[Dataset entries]
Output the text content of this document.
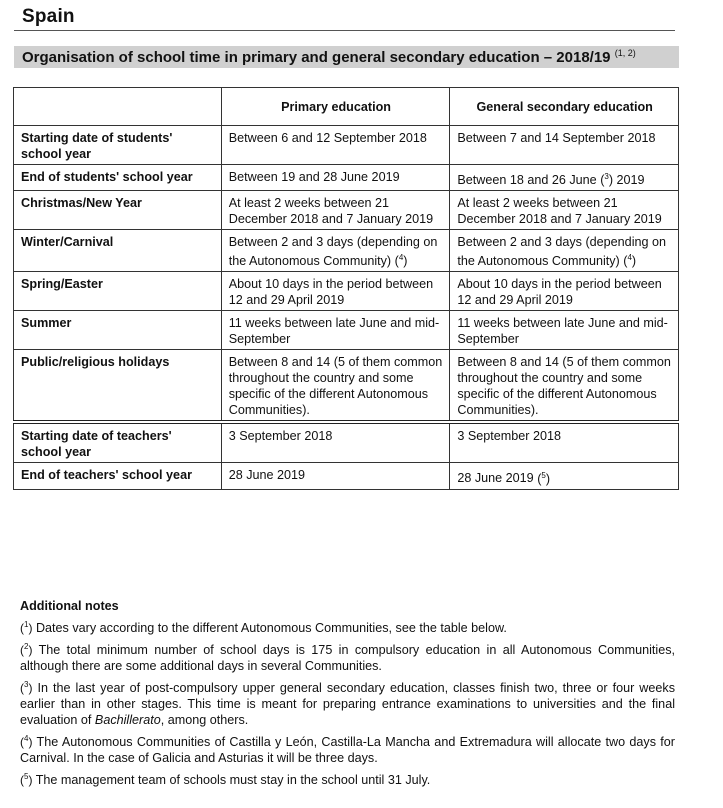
Spain
Organisation of school time in primary and general secondary education – 2018/19 $^{(1, 2)}$
	Primary education	General secondary education
Starting date of students' school year	Between 6 and 12 September 2018	Between 7 and 14 September 2018
End of students' school year	Between 19 and 28 June 2019	Between 18 and 26 June ($^3$) 2019
Christmas/New Year	At least 2 weeks between 21 December 2018 and 7 January 2019	At least 2 weeks between 21 December 2018 and 7 January 2019
Winter/Carnival	Between 2 and 3 days (depending on the Autonomous Community) ($^4$)	Between 2 and 3 days (depending on the Autonomous Community) ($^4$)
Spring/Easter	About 10 days in the period between 12 and 29 April 2019	About 10 days in the period between 12 and 29 April 2019
Summer	11 weeks between late June and mid-September	11 weeks between late June and mid-September
Public/religious holidays	Between 8 and 14 (5 of them common throughout the country and some specific of the different Autonomous Communities).	Between 8 and 14 (5 of them common throughout the country and some specific of the different Autonomous Communities).
Starting date of teachers' school year	3 September 2018	3 September 2018
End of teachers' school year	28 June 2019	28 June 2019 ($^5$)
Additional notes
($^1$) Dates vary according to the different Autonomous Communities, see the table below.
($^2$) The total minimum number of school days is 175 in compulsory education in all Autonomous Communities, although there are some additional days in several Communities.
($^3$) In the last year of post-compulsory upper general secondary education, classes finish two, three or four weeks earlier than in other stages. This time is meant for preparing entrance examinations to universities and the final evaluation of Bachillerato, among others.
($^4$) The Autonomous Communities of Castilla y León, Castilla-La Mancha and Extremadura will allocate two days for Carnival. In the case of Galicia and Asturias it will be three days.
($^5$) The management team of schools must stay in the school until 31 July.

§ Given instruction: Reproduce every line of the listing above in which the string "compulsory" appears.

§ The reply:
($^2$) The total minimum number of school days is 175 in compulsory education in all Autonomous Communities, although there are some additional days in several Communities.
($^3$) In the last year of post-compulsory upper general secondary education, classes finish two, three or four weeks earlier than in other stages. This time is meant for preparing entrance examinations to universities and the final evaluation of Bachillerato, among others.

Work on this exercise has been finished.